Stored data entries
────────────────────────────────────────
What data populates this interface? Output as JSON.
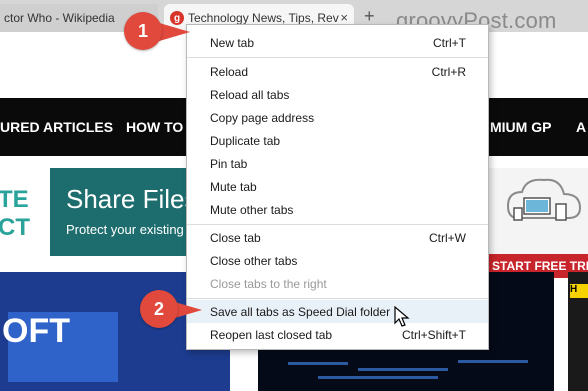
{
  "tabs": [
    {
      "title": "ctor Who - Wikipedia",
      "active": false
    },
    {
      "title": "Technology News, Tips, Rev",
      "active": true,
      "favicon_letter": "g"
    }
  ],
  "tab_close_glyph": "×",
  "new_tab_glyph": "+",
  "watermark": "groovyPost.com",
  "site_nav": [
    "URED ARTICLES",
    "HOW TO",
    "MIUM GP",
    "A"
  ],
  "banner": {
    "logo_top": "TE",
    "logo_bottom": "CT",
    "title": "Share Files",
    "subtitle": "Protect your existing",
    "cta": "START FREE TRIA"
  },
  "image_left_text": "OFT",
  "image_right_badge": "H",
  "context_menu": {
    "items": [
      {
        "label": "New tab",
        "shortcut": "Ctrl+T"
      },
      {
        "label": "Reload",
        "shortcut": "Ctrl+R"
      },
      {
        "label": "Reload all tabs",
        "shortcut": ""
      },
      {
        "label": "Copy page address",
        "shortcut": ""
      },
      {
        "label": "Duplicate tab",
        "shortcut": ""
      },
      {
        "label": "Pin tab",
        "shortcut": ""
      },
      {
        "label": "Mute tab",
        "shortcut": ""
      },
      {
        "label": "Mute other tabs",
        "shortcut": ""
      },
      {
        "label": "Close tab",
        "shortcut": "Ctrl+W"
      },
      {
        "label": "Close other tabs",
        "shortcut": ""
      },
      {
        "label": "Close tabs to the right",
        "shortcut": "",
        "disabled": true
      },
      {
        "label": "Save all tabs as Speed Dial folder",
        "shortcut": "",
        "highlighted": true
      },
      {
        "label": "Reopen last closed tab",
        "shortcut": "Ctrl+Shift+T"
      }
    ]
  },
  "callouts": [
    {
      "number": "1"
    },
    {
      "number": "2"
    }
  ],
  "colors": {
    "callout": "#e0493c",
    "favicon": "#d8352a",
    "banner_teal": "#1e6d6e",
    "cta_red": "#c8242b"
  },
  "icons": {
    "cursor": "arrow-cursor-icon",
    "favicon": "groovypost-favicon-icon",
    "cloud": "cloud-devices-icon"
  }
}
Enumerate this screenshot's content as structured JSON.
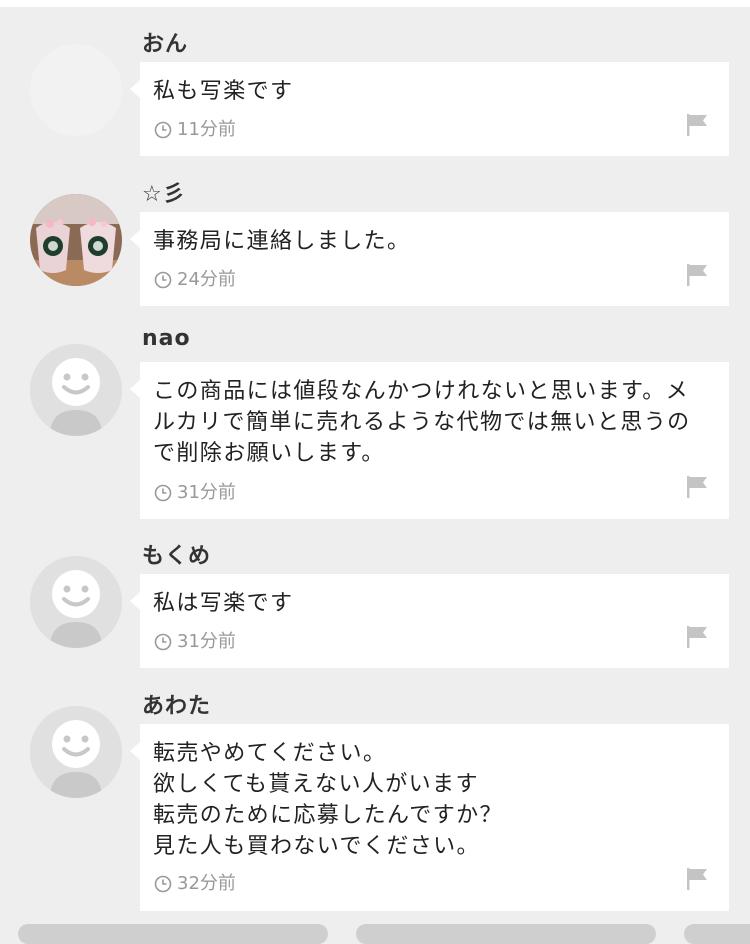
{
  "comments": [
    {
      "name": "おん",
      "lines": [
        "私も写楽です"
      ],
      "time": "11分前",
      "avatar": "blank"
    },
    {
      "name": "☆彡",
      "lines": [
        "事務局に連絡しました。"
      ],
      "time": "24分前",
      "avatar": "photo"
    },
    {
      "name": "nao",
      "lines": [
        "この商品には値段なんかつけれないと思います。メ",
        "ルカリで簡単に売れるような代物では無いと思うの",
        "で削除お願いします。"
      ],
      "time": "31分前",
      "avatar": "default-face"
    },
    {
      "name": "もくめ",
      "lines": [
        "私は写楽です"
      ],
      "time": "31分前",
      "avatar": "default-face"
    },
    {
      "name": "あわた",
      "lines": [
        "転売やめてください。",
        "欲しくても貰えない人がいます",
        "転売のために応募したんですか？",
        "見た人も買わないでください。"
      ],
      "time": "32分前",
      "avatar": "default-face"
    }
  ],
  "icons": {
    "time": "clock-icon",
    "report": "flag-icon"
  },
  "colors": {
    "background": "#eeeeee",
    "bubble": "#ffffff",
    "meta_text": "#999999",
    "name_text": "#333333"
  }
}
────────────────────────────────────────
**Given problem:** Which lines hold the word "other"? Copy every one of them.

**Final answer:**
        "label": "Mute other tabs",
        "label": "Close other tabs",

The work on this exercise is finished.